Print the full listing exactly.

# Start of WORKING DATA

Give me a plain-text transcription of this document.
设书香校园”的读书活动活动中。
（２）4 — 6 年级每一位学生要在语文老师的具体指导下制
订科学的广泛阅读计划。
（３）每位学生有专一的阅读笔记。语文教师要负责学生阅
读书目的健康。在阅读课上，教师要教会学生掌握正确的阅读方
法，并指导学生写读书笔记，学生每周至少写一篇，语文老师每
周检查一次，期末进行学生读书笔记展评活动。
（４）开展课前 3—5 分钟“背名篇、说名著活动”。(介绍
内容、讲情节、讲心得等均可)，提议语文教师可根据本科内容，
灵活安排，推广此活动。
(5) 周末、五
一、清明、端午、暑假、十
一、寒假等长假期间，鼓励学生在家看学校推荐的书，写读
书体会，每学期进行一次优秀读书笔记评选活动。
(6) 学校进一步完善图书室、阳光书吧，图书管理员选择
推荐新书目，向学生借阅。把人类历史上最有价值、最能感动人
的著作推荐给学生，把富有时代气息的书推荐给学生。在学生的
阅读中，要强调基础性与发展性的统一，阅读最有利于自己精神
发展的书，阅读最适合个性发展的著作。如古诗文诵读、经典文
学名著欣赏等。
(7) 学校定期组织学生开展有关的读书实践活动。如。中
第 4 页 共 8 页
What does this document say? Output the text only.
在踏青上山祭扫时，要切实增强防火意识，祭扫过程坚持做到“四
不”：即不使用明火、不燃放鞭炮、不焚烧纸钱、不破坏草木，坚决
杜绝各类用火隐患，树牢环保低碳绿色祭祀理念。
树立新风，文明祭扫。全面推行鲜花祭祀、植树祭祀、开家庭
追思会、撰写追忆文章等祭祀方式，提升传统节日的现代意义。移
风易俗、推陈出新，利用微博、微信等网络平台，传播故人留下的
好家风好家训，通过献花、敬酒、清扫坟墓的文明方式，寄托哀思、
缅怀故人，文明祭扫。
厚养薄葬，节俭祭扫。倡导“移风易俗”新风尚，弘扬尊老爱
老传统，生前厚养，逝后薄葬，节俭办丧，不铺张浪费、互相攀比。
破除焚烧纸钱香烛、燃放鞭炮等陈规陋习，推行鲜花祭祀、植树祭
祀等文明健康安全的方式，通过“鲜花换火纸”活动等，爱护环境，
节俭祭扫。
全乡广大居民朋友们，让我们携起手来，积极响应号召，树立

# End of WORKING DATA

◆ WRITTEN ANSWER:
Give me a plain-text transcription of this document.
设书香校园”的读书活动活动中。
（２）4 — 6 年级每一位学生要在语文老师的具体指导下制
订科学的广泛阅读计划。
（３）每位学生有专一的阅读笔记。语文教师要负责学生阅
读书目的健康。在阅读课上，教师要教会学生掌握正确的阅读方
法，并指导学生写读书笔记，学生每周至少写一篇，语文老师每
周检查一次，期末进行学生读书笔记展评活动。
（４）开展课前 3—5 分钟“背名篇、说名著活动”。(介绍
内容、讲情节、讲心得等均可)，提议语文教师可根据本科内容，
灵活安排，推广此活动。
(5) 周末、五
一、清明、端午、暑假、十
一、寒假等长假期间，鼓励学生在家看学校推荐的书，写读
书体会，每学期进行一次优秀读书笔记评选活动。
(6) 学校进一步完善图书室、阳光书吧，图书管理员选择
推荐新书目，向学生借阅。把人类历史上最有价值、最能感动人
的著作推荐给学生，把富有时代气息的书推荐给学生。在学生的
阅读中，要强调基础性与发展性的统一，阅读最有利于自己精神
发展的书，阅读最适合个性发展的著作。如古诗文诵读、经典文
学名著欣赏等。
(7) 学校定期组织学生开展有关的读书实践活动。如。中
第 4 页 共 8 页
What does this document say? Output the text only.
在踏青上山祭扫时，要切实增强防火意识，祭扫过程坚持做到“四
不”：即不使用明火、不燃放鞭炮、不焚烧纸钱、不破坏草木，坚决
杜绝各类用火隐患，树牢环保低碳绿色祭祀理念。
树立新风，文明祭扫。全面推行鲜花祭祀、植树祭祀、开家庭
追思会、撰写追忆文章等祭祀方式，提升传统节日的现代意义。移
风易俗、推陈出新，利用微博、微信等网络平台，传播故人留下的
好家风好家训，通过献花、敬酒、清扫坟墓的文明方式，寄托哀思、
缅怀故人，文明祭扫。
厚养薄葬，节俭祭扫。倡导“移风易俗”新风尚，弘扬尊老爱
老传统，生前厚养，逝后薄葬，节俭办丧，不铺张浪费、互相攀比。
破除焚烧纸钱香烛、燃放鞭炮等陈规陋习，推行鲜花祭祀、植树祭
祀等文明健康安全的方式，通过“鲜花换火纸”活动等，爱护环境，
节俭祭扫。
全乡广大居民朋友们，让我们携起手来，积极响应号召，树立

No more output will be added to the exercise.